* _GIVEN INSTRUCTION_
Pull out every line below that holds the word "促进其发展".

####

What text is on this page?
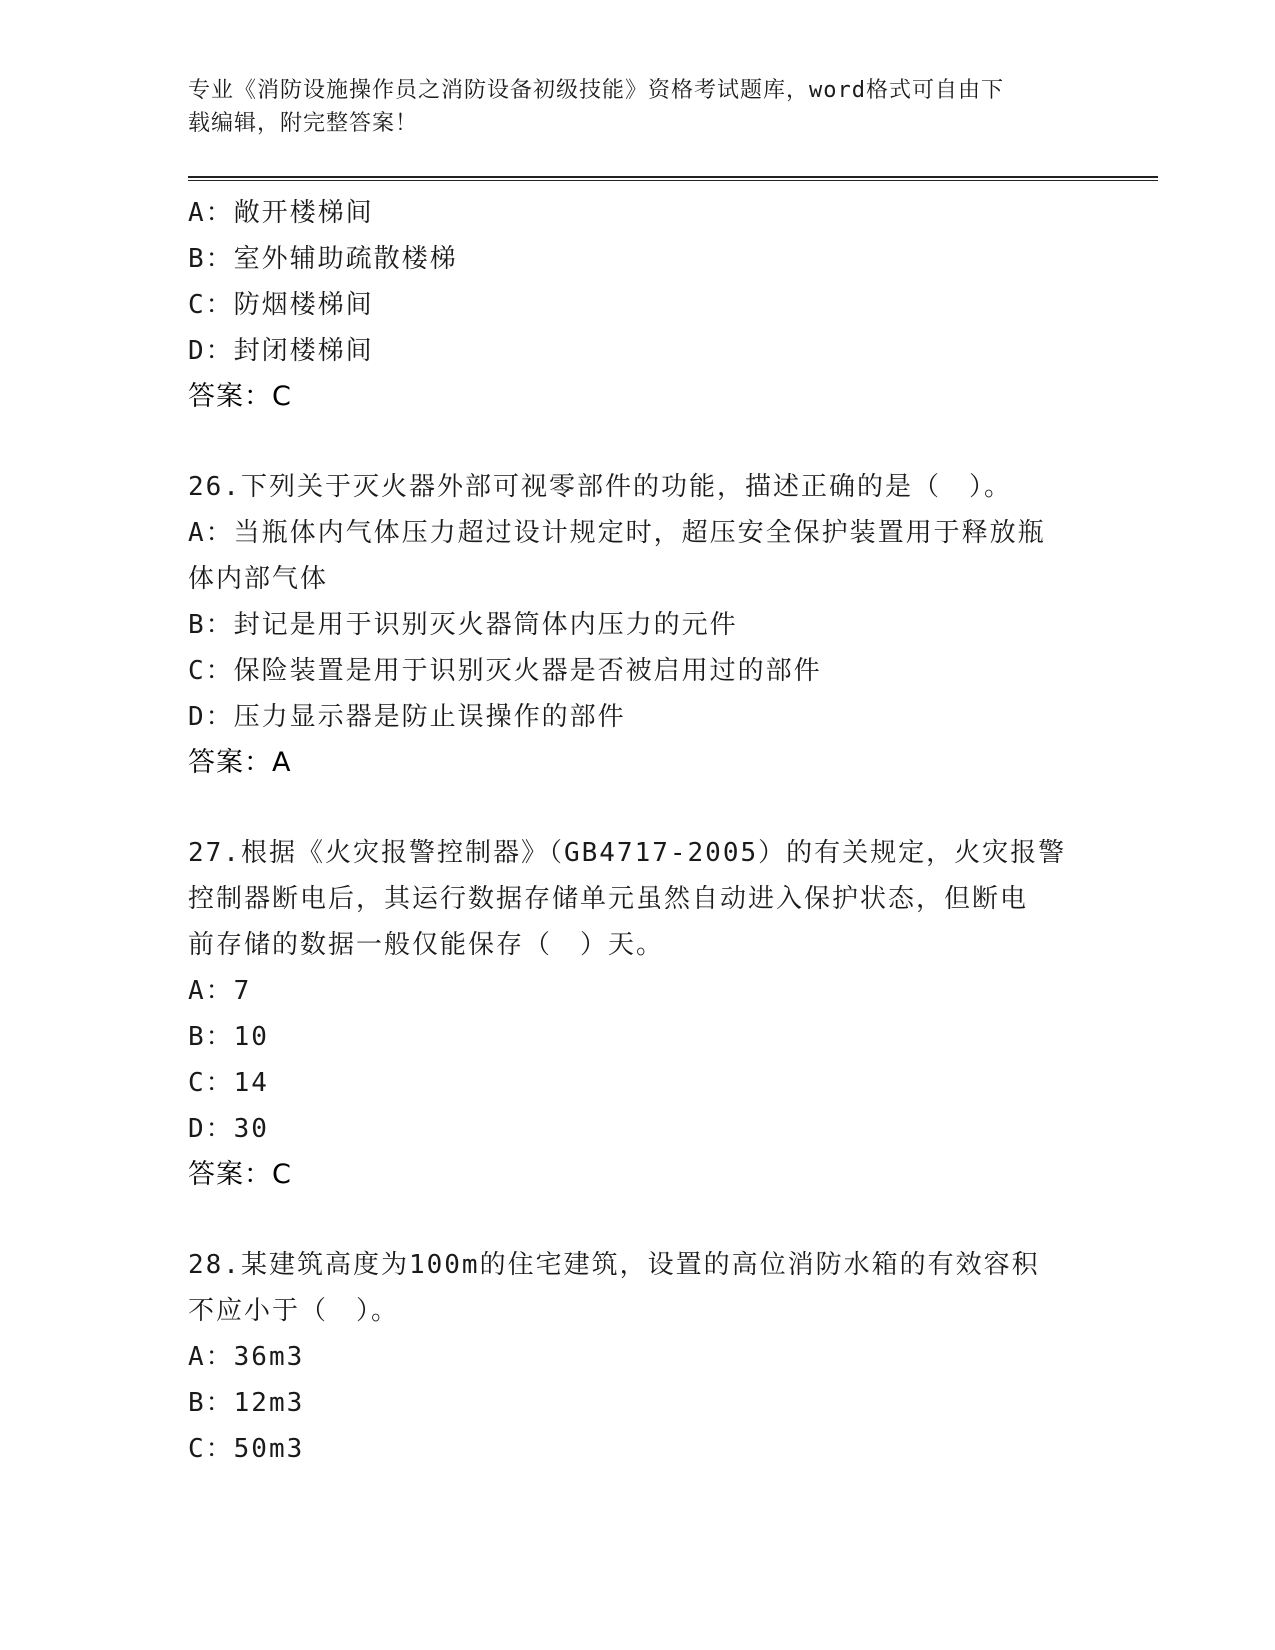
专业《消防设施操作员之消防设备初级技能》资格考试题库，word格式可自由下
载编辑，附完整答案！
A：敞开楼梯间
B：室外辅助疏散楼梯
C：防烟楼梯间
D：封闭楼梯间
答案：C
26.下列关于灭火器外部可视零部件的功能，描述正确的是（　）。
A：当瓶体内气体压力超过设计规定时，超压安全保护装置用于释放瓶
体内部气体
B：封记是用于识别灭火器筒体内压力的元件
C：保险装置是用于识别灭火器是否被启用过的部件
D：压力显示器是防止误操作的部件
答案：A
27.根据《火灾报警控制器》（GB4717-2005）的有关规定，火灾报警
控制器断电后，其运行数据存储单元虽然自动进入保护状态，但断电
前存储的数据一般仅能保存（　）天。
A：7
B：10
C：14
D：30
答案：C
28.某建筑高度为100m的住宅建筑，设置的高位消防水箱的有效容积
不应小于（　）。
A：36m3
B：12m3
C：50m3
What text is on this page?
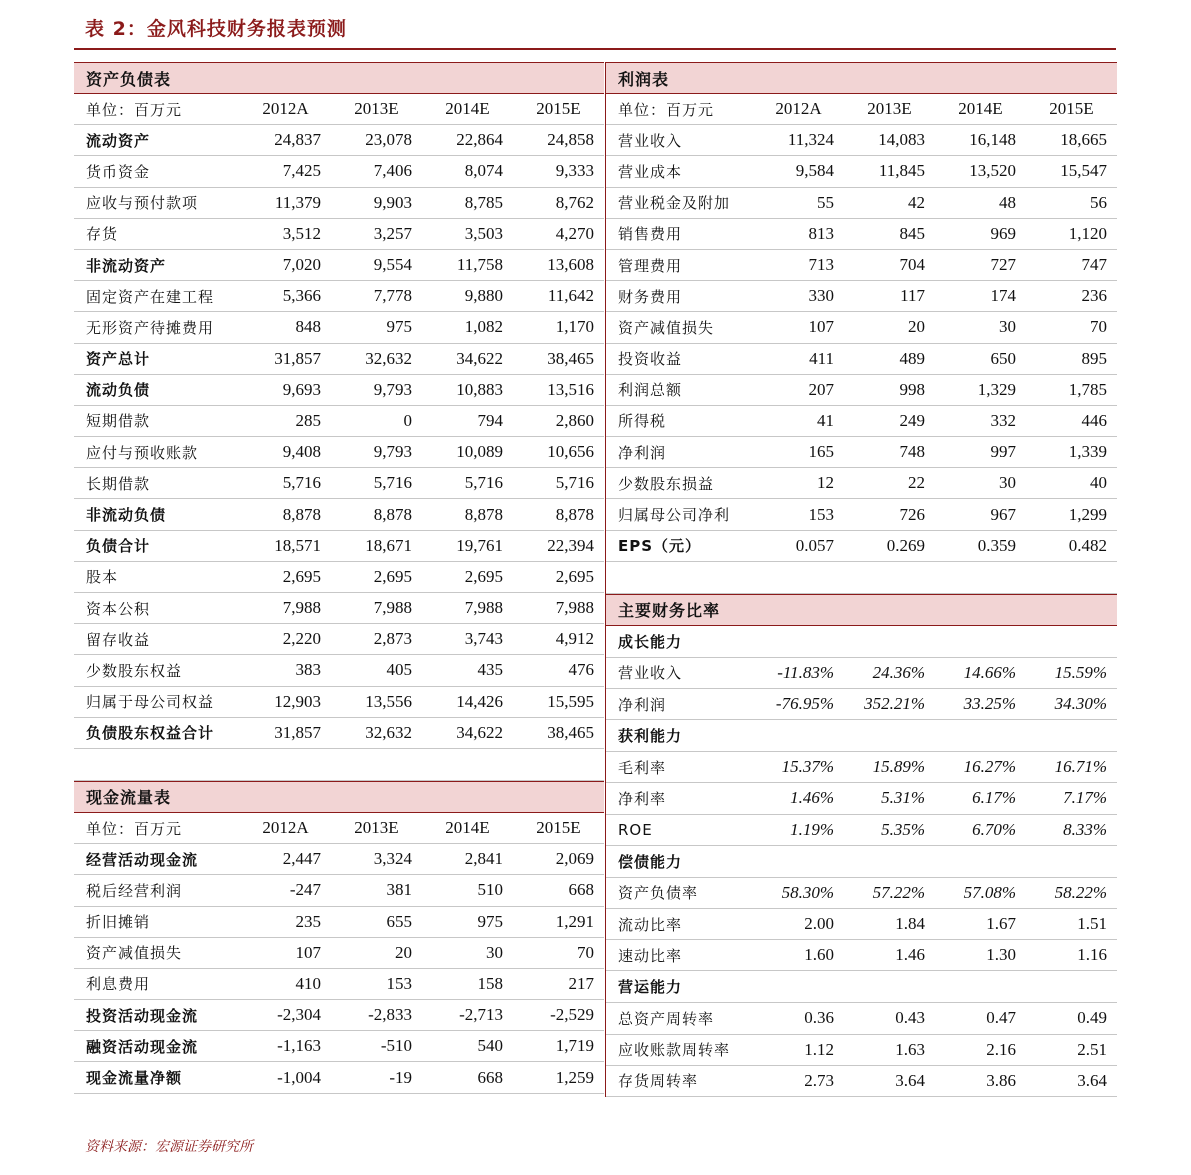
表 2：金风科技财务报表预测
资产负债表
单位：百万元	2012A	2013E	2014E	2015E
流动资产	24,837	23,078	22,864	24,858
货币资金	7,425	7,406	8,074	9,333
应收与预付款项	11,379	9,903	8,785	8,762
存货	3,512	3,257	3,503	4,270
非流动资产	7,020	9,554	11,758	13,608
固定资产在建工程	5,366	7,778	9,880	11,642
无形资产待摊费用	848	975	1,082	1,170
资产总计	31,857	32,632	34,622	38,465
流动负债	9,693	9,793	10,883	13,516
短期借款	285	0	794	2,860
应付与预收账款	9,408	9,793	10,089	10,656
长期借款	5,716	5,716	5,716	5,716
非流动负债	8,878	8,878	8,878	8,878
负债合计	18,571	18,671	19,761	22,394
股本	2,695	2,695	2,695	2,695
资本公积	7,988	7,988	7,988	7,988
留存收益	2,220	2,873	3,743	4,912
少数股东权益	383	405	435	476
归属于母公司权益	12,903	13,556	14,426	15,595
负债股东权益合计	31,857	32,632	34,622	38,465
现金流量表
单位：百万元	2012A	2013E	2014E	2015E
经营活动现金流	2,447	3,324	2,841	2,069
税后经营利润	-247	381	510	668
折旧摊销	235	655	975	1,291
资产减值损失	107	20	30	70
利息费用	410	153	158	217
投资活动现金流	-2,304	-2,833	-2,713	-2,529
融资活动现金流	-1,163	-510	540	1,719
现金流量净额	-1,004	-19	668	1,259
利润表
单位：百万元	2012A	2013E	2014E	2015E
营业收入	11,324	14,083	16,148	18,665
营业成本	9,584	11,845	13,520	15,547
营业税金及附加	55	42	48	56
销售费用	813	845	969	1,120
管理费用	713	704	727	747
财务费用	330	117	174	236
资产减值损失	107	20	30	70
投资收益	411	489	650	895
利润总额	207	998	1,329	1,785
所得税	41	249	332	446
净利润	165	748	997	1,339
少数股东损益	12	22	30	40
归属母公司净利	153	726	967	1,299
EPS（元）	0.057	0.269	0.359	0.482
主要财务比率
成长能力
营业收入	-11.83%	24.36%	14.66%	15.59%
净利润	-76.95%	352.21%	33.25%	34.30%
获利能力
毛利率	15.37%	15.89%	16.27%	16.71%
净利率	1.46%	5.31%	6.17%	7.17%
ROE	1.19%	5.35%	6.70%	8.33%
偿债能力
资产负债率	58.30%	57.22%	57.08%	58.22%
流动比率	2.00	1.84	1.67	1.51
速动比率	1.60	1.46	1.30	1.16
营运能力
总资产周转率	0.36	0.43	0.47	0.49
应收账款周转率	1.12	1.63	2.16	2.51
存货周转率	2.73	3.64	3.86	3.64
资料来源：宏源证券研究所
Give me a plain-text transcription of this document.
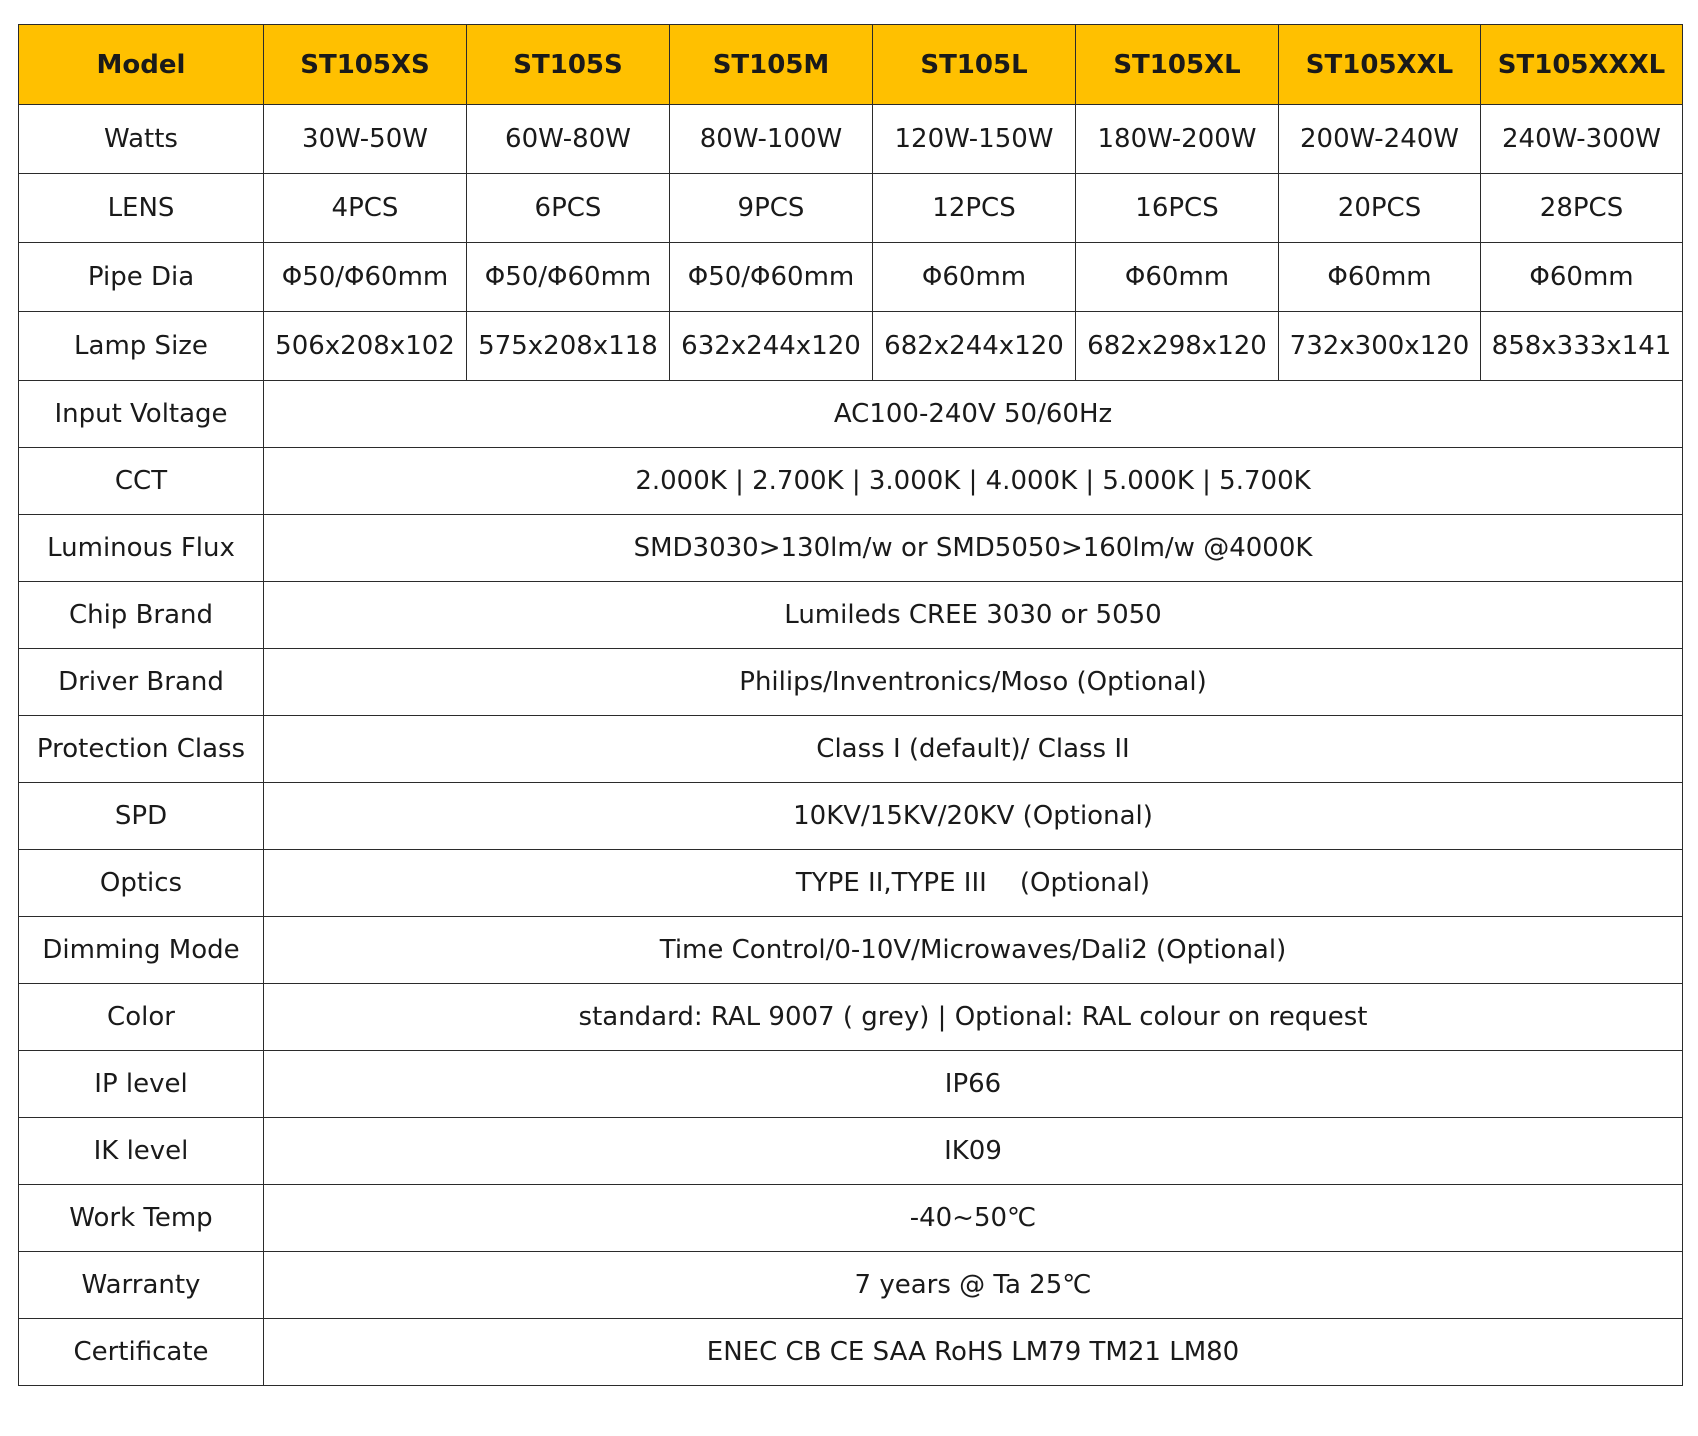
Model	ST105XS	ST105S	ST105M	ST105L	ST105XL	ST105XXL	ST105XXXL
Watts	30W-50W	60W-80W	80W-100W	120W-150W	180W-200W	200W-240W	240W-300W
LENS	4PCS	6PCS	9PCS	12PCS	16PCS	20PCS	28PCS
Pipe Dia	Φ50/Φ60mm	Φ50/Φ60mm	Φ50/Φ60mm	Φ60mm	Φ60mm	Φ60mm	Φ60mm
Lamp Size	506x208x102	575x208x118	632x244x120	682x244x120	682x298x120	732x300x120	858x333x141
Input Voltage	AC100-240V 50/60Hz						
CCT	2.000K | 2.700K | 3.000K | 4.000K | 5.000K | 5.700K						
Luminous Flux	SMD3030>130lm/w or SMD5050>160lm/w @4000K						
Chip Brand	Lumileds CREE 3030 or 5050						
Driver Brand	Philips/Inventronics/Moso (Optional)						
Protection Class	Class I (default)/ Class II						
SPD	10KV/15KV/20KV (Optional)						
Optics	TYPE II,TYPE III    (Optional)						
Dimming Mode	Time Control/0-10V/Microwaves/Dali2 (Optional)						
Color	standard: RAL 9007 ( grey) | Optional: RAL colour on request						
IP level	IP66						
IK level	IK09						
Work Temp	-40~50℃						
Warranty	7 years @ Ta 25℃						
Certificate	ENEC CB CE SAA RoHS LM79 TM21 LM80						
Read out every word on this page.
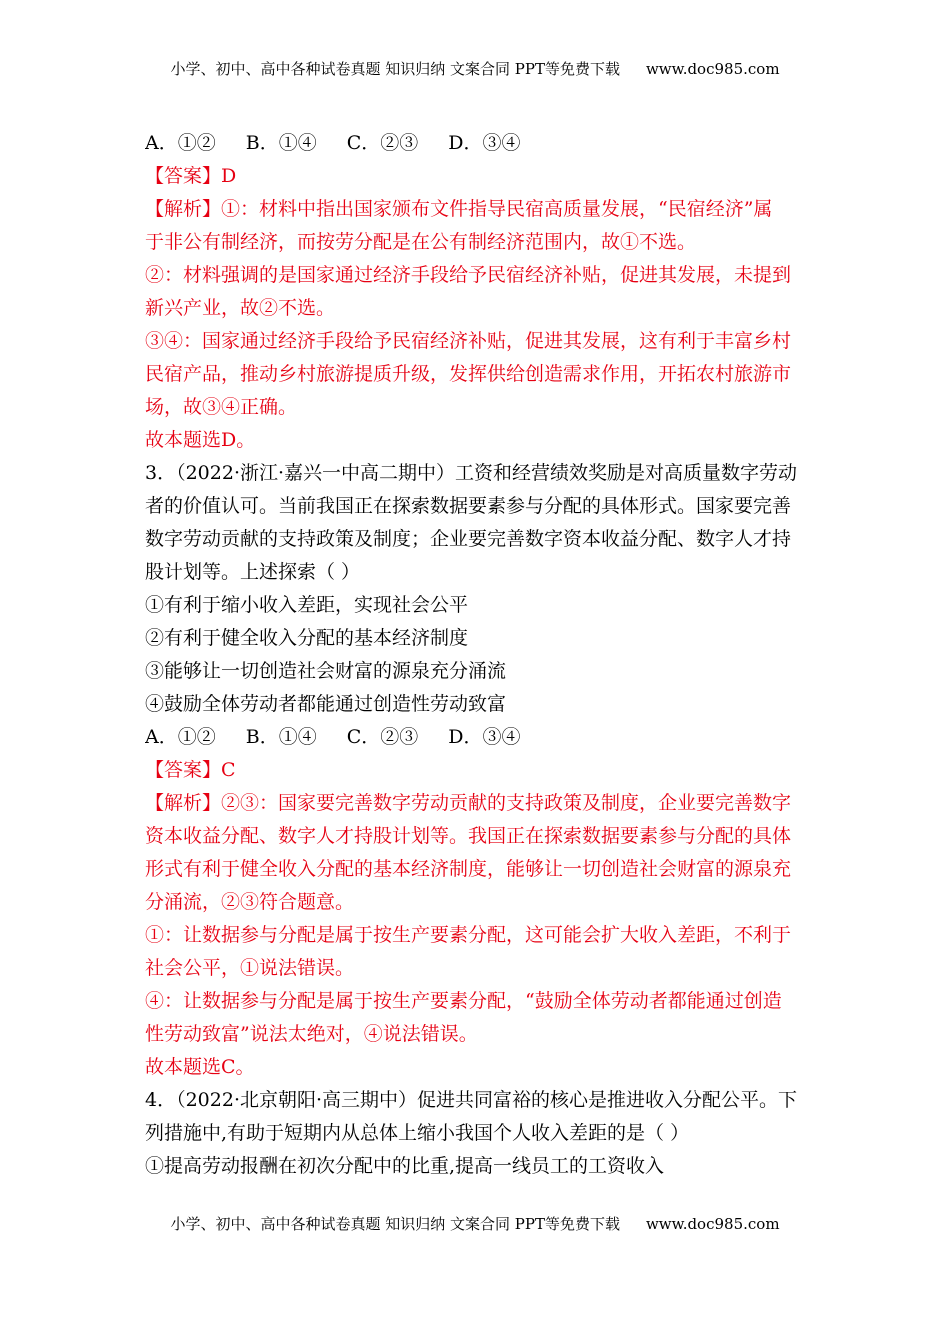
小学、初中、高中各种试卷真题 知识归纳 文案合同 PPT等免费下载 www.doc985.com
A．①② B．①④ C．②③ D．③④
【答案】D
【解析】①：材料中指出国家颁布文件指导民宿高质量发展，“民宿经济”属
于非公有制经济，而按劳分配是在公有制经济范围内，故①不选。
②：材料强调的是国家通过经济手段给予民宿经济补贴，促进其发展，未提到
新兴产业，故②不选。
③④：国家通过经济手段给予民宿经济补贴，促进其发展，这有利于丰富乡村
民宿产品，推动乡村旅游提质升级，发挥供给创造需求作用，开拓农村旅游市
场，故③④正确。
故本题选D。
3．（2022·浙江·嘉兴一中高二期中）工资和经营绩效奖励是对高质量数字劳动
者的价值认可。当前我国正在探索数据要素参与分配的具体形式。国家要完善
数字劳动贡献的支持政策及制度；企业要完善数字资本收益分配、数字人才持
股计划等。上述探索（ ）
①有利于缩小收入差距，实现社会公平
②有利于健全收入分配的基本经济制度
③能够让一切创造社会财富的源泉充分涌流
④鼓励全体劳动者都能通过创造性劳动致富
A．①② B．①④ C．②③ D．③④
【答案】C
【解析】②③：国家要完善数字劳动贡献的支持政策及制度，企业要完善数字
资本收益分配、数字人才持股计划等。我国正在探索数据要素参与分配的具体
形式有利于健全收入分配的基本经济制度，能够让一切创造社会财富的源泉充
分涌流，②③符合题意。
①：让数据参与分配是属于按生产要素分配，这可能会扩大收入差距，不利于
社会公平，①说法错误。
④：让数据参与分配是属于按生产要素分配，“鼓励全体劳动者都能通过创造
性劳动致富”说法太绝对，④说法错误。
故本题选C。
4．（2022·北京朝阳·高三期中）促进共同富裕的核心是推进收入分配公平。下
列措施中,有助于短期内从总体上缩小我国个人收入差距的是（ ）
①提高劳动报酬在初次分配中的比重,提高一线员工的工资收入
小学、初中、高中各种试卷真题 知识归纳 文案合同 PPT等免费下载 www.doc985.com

####

* _THE ANSWER_
②：材料强调的是国家通过经济手段给予民宿经济补贴，促进其发展，未提到
③④：国家通过经济手段给予民宿经济补贴，促进其发展，这有利于丰富乡村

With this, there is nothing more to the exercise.